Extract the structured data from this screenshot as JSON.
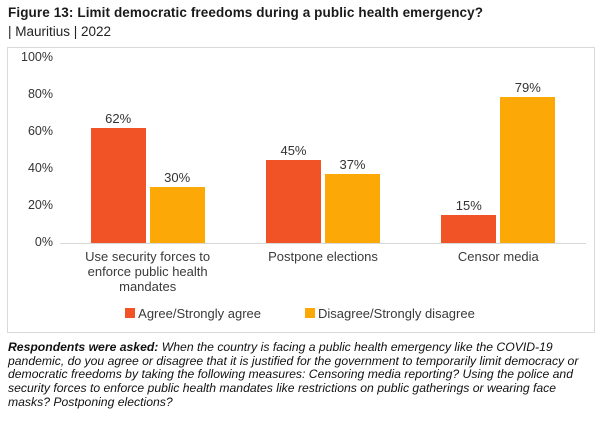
{
  "header": {
    "title": "Figure 13: Limit democratic freedoms during a public health emergency?",
    "subtitle": "| Mauritius | 2022"
  },
  "chart_data": {
    "type": "bar",
    "title": "Figure 13: Limit democratic freedoms during a public health emergency?",
    "subtitle": "| Mauritius | 2022",
    "categories": [
      "Use security forces to enforce public health mandates",
      "Postpone elections",
      "Censor media"
    ],
    "series": [
      {
        "name": "Agree/Strongly agree",
        "color": "#F15326",
        "values": [
          62,
          45,
          15
        ]
      },
      {
        "name": "Disagree/Strongly disagree",
        "color": "#FCA908",
        "values": [
          30,
          37,
          79
        ]
      }
    ],
    "xlabel": "",
    "ylabel": "",
    "ylim": [
      0,
      100
    ],
    "yticks": [
      0,
      20,
      40,
      60,
      80,
      100
    ],
    "ytick_suffix": "%",
    "bar_label_suffix": "%",
    "grid": false,
    "legend_position": "bottom"
  },
  "footnote": {
    "lead": "Respondents were asked:",
    "body": " When the country is facing a public health emergency like the COVID-19 pandemic, do you agree or disagree that it is justified for the government to temporarily limit democracy or democratic freedoms by taking the following measures: Censoring media reporting? Using the police and security forces to enforce public health mandates like restrictions on public gatherings or wearing face masks? Postponing elections?"
  }
}
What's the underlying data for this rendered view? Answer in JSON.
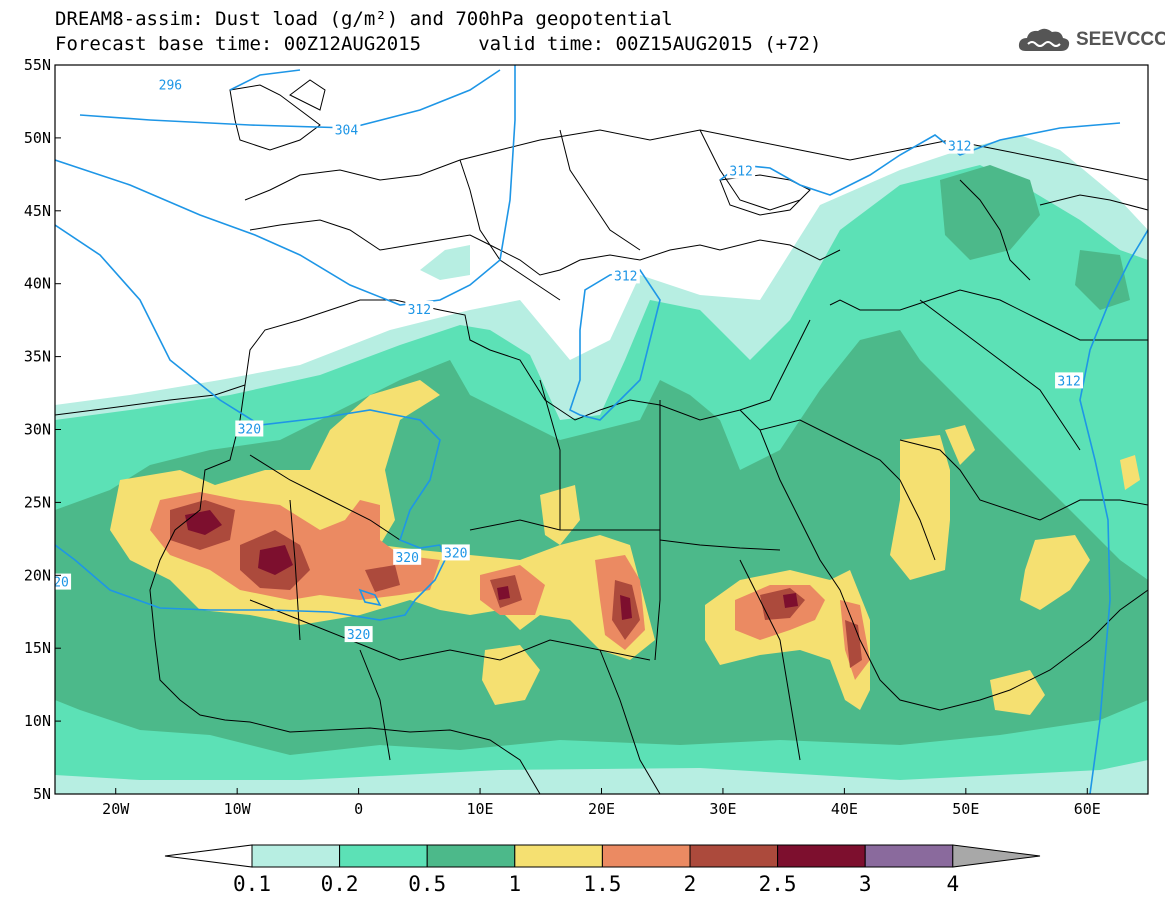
{
  "header": {
    "title_line1": "DREAM8-assim: Dust load (g/m²) and 700hPa geopotential",
    "title_line2": "Forecast base time: 00Z12AUG2015     valid time: 00Z15AUG2015 (+72)",
    "logo_text": "SEEVCCC"
  },
  "map": {
    "lon_range": [
      -25,
      65
    ],
    "lat_range": [
      5,
      55
    ],
    "lon_ticks": [
      {
        "lon": -20,
        "label": "20W"
      },
      {
        "lon": -10,
        "label": "10W"
      },
      {
        "lon": 0,
        "label": "0"
      },
      {
        "lon": 10,
        "label": "10E"
      },
      {
        "lon": 20,
        "label": "20E"
      },
      {
        "lon": 30,
        "label": "30E"
      },
      {
        "lon": 40,
        "label": "40E"
      },
      {
        "lon": 50,
        "label": "50E"
      },
      {
        "lon": 60,
        "label": "60E"
      }
    ],
    "lat_ticks": [
      {
        "lat": 55,
        "label": "55N"
      },
      {
        "lat": 50,
        "label": "50N"
      },
      {
        "lat": 45,
        "label": "45N"
      },
      {
        "lat": 40,
        "label": "40N"
      },
      {
        "lat": 35,
        "label": "35N"
      },
      {
        "lat": 30,
        "label": "30N"
      },
      {
        "lat": 25,
        "label": "25N"
      },
      {
        "lat": 20,
        "label": "20N"
      },
      {
        "lat": 15,
        "label": "15N"
      },
      {
        "lat": 10,
        "label": "10N"
      },
      {
        "lat": 5,
        "label": "5N"
      }
    ],
    "contour_labels": [
      {
        "text": "296",
        "lon": -15.5,
        "lat": 53.6
      },
      {
        "text": "304",
        "lon": -1,
        "lat": 50.5
      },
      {
        "text": "312",
        "lon": 5,
        "lat": 38.2
      },
      {
        "text": "312",
        "lon": 22,
        "lat": 40.5
      },
      {
        "text": "312",
        "lon": 31.5,
        "lat": 47.7
      },
      {
        "text": "312",
        "lon": 49.5,
        "lat": 49.4
      },
      {
        "text": "312",
        "lon": 58.5,
        "lat": 33.3
      },
      {
        "text": "320",
        "lon": -9,
        "lat": 30.0
      },
      {
        "text": "320",
        "lon": 4,
        "lat": 21.2
      },
      {
        "text": "320",
        "lon": 8,
        "lat": 21.5
      },
      {
        "text": "320",
        "lon": 0,
        "lat": 15.9
      },
      {
        "text": "20",
        "lon": -24.5,
        "lat": 19.5
      }
    ],
    "colors": {
      "contour": "#1e96e6",
      "border": "#000000"
    }
  },
  "colorbar": {
    "labels": [
      "0.1",
      "0.2",
      "0.5",
      "1",
      "1.5",
      "2",
      "2.5",
      "3",
      "4"
    ],
    "colors": [
      "#ffffff",
      "#b7eee2",
      "#5ce1b6",
      "#4cb98a",
      "#f5e071",
      "#eb8a62",
      "#ac4a3c",
      "#7d0f2e",
      "#8a6a9d",
      "#a8a8a8"
    ]
  }
}
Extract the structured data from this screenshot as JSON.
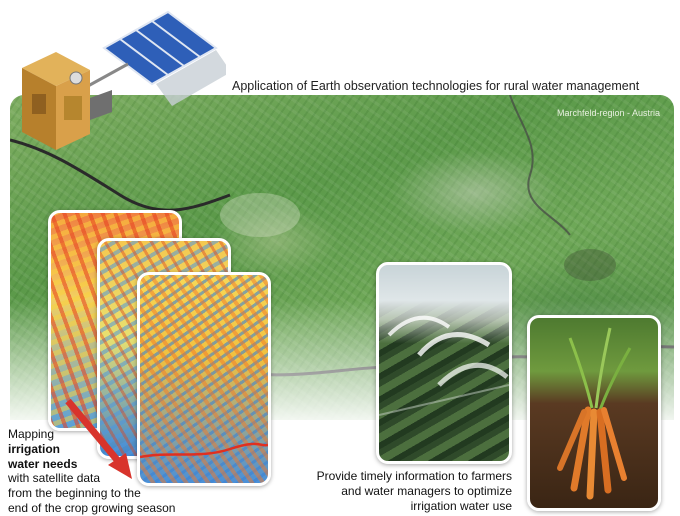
{
  "page": {
    "title": "Application of Earth observation technologies for rural water management",
    "region_label": "Marchfeld-region - Austria"
  },
  "mapping_text": {
    "line1": "Mapping",
    "line2": "irrigation",
    "line3": "water needs",
    "line4": "with satellite data",
    "line5": "from the beginning to the",
    "line6": "end of the crop growing season"
  },
  "info_text": {
    "line1": "Provide timely information to farmers",
    "line2": "and water managers to optimize",
    "line3": "irrigation water use"
  },
  "colors": {
    "arrow": "#d8342c",
    "river": "#2a2a2a",
    "map_boundary": "#e03020"
  }
}
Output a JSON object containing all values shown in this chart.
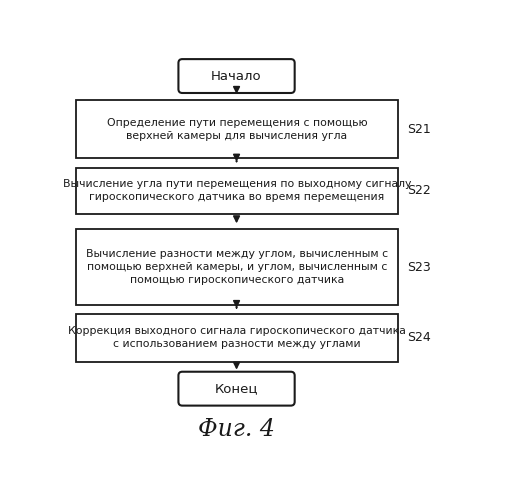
{
  "title": "Фиг. 4",
  "start_label": "Начало",
  "end_label": "Конец",
  "boxes": [
    {
      "text": "Определение пути перемещения с помощью\nверхней камеры для вычисления угла",
      "label": "S21"
    },
    {
      "text": "Вычисление угла пути перемещения по выходному сигналу\nгироскопического датчика во время перемещения",
      "label": "S22"
    },
    {
      "text": "Вычисление разности между углом, вычисленным с\nпомощью верхней камеры, и углом, вычисленным с\nпомощью гироскопического датчика",
      "label": "S23"
    },
    {
      "text": "Коррекция выходного сигнала гироскопического датчика\nс использованием разности между углами",
      "label": "S24"
    }
  ],
  "bg_color": "#ffffff",
  "box_fill": "#ffffff",
  "box_edge": "#1a1a1a",
  "text_color": "#1a1a1a",
  "arrow_color": "#1a1a1a",
  "font_size": 7.8,
  "label_font_size": 9.0,
  "title_font_size": 17,
  "capsule_font_size": 9.5
}
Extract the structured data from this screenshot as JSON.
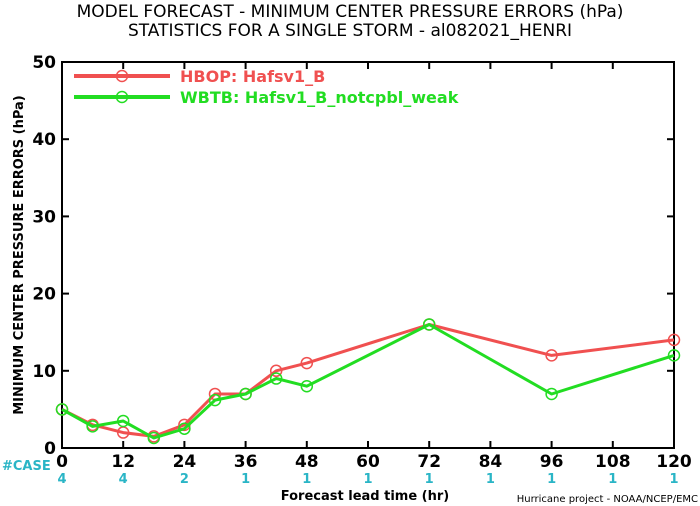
{
  "title_line1": "MODEL FORECAST - MINIMUM CENTER PRESSURE ERRORS (hPa)",
  "title_line2": "STATISTICS FOR A SINGLE STORM - al082021_HENRI",
  "credit": "Hurricane project - NOAA/NCEP/EMC",
  "case_label": "#CASE",
  "chart_data": {
    "type": "line",
    "xlabel": "Forecast lead time (hr)",
    "ylabel": "MINIMUM CENTER PRESSURE ERRORS (hPa)",
    "xlim": [
      0,
      120
    ],
    "ylim": [
      0,
      50
    ],
    "x_ticks": [
      0,
      12,
      24,
      36,
      48,
      60,
      72,
      84,
      96,
      108,
      120
    ],
    "y_ticks": [
      0,
      10,
      20,
      30,
      40,
      50
    ],
    "grid": false,
    "legend_position": "top-left",
    "case_counts": [
      {
        "x": 0,
        "n": "4"
      },
      {
        "x": 12,
        "n": "4"
      },
      {
        "x": 24,
        "n": "2"
      },
      {
        "x": 36,
        "n": "1"
      },
      {
        "x": 48,
        "n": "1"
      },
      {
        "x": 60,
        "n": "1"
      },
      {
        "x": 72,
        "n": "1"
      },
      {
        "x": 84,
        "n": "1"
      },
      {
        "x": 96,
        "n": "1"
      },
      {
        "x": 108,
        "n": "1"
      },
      {
        "x": 120,
        "n": "1"
      }
    ],
    "series": [
      {
        "name": "HBOP: Hafsv1_B",
        "color": "#f05050",
        "x": [
          0,
          6,
          12,
          18,
          24,
          30,
          36,
          42,
          48,
          72,
          96,
          120
        ],
        "y": [
          5,
          3,
          2,
          1.5,
          3,
          7,
          7,
          10,
          11,
          16,
          12,
          14
        ]
      },
      {
        "name": "WBTB: Hafsv1_B_notcpbl_weak",
        "color": "#22dd22",
        "x": [
          0,
          6,
          12,
          18,
          24,
          30,
          36,
          42,
          48,
          72,
          96,
          120
        ],
        "y": [
          5,
          2.8,
          3.5,
          1.3,
          2.5,
          6.2,
          7,
          9,
          8,
          16,
          7,
          12
        ]
      }
    ]
  }
}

-.-.-

TASK REQUIREMENTS:
Check every line of the data above for the string "ERRORS", and copy those that have it.

FULL SOLUTION:
  "title_line1": "MODEL FORECAST - MINIMUM CENTER PRESSURE ERRORS (hPa)",
    "ylabel": "MINIMUM CENTER PRESSURE ERRORS (hPa)",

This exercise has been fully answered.